◆ Supplied material ◆
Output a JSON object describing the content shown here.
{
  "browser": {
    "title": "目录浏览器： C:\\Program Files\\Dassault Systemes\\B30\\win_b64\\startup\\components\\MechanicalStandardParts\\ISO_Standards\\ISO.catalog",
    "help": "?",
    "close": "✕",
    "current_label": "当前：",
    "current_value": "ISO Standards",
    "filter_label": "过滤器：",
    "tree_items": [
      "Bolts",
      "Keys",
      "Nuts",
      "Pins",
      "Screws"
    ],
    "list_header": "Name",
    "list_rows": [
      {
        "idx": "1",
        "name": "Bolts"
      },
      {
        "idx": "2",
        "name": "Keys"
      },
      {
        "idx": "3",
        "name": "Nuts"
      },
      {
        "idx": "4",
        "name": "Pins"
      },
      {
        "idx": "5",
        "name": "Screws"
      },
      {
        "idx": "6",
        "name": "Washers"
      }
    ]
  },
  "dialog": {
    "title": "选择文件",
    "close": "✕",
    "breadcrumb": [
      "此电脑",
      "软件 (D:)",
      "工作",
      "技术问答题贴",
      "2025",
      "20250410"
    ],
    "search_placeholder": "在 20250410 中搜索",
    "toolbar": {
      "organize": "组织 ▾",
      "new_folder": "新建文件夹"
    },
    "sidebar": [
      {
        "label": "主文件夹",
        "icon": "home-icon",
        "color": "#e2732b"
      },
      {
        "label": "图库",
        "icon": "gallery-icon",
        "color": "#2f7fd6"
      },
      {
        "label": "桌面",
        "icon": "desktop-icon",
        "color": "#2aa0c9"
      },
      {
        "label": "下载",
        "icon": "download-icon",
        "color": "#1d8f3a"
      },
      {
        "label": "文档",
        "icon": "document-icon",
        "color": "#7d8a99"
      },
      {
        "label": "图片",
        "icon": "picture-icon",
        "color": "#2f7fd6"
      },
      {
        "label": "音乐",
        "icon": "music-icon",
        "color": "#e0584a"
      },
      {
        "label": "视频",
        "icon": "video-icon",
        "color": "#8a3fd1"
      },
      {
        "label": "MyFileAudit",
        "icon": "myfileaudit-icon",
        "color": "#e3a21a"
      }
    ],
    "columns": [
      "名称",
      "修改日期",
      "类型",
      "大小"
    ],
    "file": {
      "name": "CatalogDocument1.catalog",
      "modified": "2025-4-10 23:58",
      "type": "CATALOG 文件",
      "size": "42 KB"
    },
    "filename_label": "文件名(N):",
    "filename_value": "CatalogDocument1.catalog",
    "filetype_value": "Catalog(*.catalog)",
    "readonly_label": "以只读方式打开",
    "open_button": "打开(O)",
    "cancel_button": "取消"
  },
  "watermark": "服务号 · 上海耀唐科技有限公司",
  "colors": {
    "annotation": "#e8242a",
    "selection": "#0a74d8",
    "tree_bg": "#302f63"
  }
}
...
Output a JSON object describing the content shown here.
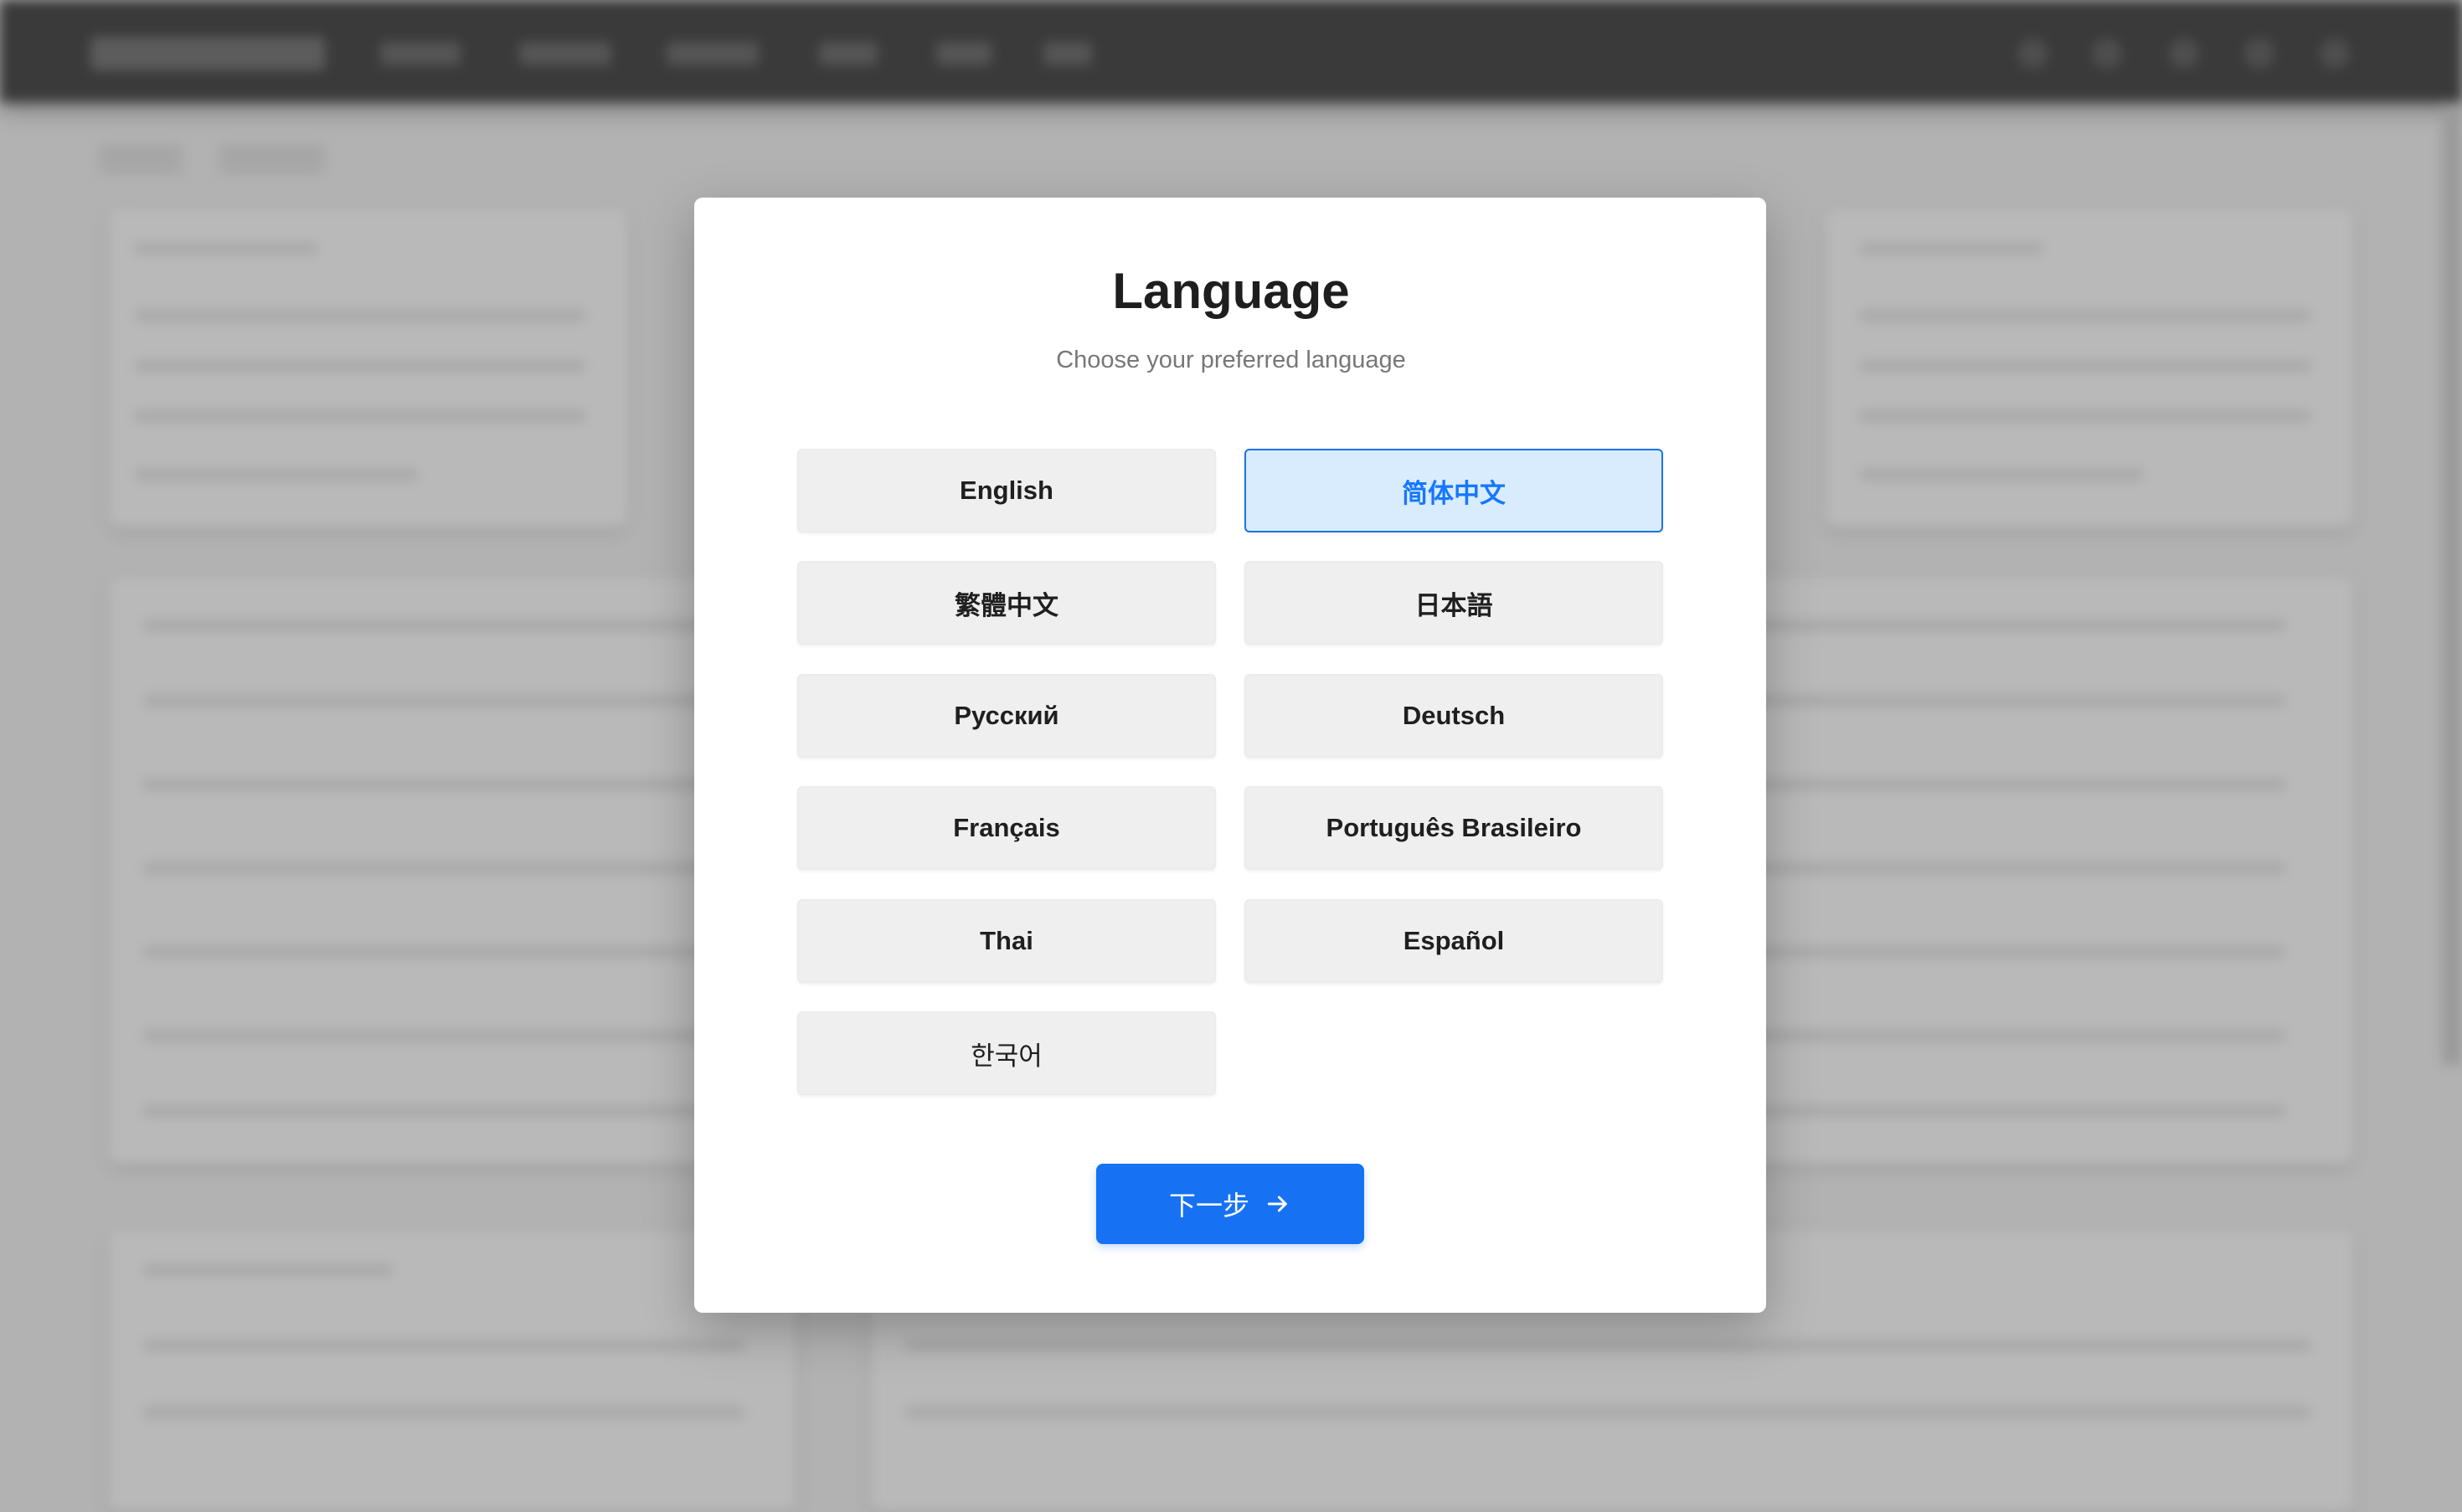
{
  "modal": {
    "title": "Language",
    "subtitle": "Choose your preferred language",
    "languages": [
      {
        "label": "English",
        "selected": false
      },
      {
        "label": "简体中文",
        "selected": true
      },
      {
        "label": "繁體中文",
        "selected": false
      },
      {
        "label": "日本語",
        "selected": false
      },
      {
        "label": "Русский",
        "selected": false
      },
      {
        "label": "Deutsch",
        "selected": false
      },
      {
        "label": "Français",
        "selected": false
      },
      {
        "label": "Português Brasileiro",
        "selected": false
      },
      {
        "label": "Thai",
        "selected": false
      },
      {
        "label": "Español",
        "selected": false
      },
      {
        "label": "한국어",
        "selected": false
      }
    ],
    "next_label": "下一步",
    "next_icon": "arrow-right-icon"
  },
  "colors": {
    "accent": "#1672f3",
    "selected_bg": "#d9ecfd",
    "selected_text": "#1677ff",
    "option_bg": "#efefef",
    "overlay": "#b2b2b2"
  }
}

◆ Objective ◆
Using the records above, find and show each line with the string "icon".

◆ Task result ◆
        "icon": "home-icon",
        "icon": "gallery-icon",
        "icon": "desktop-icon",
        "icon": "download-icon",
        "icon": "document-icon",
        "icon": "picture-icon",
        "icon": "music-icon",
        "icon": "video-icon",
        "icon": "myfileaudit-icon",
    "next_icon": "arrow-right-icon"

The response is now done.